(Records from a dataset)
%%

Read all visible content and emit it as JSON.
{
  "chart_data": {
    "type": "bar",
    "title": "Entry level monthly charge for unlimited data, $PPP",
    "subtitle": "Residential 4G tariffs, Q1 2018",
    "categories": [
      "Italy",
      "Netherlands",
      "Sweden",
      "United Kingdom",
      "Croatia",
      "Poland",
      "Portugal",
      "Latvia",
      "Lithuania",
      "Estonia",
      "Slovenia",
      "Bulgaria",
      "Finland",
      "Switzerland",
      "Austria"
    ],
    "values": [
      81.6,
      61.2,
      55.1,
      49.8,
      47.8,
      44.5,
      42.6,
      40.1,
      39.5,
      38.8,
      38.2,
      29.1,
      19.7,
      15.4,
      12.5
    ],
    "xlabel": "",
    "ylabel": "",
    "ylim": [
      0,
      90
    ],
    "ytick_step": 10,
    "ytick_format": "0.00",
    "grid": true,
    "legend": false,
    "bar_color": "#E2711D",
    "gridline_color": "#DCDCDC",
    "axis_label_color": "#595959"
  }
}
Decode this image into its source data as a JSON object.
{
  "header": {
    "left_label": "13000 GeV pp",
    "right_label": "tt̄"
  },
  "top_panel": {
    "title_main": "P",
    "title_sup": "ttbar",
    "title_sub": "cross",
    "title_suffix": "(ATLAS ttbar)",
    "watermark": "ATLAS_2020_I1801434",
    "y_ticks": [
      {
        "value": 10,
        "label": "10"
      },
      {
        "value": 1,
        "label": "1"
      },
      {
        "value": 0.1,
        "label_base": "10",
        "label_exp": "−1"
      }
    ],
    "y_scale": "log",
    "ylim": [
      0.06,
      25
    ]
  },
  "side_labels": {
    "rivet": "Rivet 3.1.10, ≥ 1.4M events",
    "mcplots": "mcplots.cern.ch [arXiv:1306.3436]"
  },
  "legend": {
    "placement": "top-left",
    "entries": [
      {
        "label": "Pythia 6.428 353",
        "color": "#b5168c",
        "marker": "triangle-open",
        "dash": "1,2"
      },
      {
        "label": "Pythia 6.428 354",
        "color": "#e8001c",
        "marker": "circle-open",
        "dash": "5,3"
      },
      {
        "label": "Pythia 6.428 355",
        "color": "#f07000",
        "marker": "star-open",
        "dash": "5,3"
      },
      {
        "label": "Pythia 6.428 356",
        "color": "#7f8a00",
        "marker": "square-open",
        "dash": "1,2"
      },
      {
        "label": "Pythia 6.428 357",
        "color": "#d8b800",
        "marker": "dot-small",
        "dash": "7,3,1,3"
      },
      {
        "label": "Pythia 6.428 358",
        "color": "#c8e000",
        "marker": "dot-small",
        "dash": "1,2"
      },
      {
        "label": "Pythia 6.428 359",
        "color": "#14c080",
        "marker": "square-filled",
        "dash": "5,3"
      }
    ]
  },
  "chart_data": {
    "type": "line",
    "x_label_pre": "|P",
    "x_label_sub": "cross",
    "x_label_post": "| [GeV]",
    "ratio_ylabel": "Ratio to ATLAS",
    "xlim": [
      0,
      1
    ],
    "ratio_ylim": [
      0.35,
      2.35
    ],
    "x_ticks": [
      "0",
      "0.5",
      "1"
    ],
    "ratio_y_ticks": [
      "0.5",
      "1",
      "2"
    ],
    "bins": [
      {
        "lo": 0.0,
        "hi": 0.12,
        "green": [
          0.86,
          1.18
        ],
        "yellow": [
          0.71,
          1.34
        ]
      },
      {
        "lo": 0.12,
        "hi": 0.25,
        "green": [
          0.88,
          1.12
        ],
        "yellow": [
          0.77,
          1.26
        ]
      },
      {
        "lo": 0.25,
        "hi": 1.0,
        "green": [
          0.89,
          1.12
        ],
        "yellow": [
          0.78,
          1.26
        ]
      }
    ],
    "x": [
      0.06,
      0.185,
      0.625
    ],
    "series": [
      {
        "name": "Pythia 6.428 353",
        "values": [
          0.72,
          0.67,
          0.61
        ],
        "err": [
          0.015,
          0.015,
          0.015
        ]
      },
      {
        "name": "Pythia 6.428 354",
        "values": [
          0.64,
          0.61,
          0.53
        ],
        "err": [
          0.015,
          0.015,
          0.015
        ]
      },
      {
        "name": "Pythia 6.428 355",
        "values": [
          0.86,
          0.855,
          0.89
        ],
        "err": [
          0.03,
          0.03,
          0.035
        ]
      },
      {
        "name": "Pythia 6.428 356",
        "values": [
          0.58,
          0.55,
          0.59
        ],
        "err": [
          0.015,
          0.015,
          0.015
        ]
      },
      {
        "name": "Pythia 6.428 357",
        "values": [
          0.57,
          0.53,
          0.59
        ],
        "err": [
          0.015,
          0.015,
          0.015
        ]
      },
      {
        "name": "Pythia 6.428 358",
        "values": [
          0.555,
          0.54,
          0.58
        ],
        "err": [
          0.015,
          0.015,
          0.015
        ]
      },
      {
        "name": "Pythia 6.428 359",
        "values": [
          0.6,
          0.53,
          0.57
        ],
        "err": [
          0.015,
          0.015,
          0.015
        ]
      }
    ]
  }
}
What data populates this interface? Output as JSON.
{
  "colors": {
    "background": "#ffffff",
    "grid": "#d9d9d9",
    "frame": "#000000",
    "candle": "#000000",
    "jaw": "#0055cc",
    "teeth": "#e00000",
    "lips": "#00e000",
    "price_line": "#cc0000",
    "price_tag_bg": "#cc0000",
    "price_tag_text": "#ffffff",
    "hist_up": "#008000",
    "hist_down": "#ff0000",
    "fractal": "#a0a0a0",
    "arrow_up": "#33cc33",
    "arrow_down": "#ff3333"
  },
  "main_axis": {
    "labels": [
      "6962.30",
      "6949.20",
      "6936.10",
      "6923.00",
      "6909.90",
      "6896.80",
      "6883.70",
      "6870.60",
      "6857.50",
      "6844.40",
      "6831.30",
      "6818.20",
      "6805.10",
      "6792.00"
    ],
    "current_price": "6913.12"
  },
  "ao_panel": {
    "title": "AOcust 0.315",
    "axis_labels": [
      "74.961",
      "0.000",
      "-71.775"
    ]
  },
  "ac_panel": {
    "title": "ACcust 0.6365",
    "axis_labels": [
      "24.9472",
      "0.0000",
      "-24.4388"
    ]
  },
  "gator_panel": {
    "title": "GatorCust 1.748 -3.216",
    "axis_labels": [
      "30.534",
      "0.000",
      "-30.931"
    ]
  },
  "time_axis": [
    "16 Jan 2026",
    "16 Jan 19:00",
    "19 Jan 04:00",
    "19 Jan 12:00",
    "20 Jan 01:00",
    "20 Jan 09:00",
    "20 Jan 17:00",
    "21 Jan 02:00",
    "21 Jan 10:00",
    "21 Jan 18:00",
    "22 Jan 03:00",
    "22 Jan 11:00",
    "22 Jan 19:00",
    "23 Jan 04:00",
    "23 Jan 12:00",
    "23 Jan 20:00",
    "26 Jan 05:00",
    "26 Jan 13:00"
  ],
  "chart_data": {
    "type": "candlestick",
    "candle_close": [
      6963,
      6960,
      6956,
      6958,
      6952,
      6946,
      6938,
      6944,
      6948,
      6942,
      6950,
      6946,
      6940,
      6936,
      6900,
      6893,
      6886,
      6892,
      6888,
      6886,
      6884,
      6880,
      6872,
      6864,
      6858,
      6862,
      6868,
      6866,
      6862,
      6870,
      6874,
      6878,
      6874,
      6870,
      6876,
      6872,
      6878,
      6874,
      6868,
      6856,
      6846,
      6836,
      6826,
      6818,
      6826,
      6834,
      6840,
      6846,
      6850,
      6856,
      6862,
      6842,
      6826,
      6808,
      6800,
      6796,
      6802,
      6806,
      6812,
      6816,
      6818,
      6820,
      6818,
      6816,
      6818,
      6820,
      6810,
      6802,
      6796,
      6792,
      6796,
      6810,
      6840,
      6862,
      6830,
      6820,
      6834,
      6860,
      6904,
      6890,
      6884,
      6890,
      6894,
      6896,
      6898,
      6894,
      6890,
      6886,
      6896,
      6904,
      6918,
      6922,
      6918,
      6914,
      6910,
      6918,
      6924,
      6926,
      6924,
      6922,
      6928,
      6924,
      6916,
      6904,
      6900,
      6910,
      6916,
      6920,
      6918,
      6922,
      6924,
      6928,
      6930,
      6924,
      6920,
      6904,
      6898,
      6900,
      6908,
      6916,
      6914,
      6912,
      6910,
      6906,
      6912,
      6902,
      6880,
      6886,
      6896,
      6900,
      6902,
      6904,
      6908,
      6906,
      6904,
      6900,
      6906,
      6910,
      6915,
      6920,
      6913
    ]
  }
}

%%

Aim of the task:
Tell how many lines of the records above hold the string "marker". Give no other text.

Output of the exercise:
7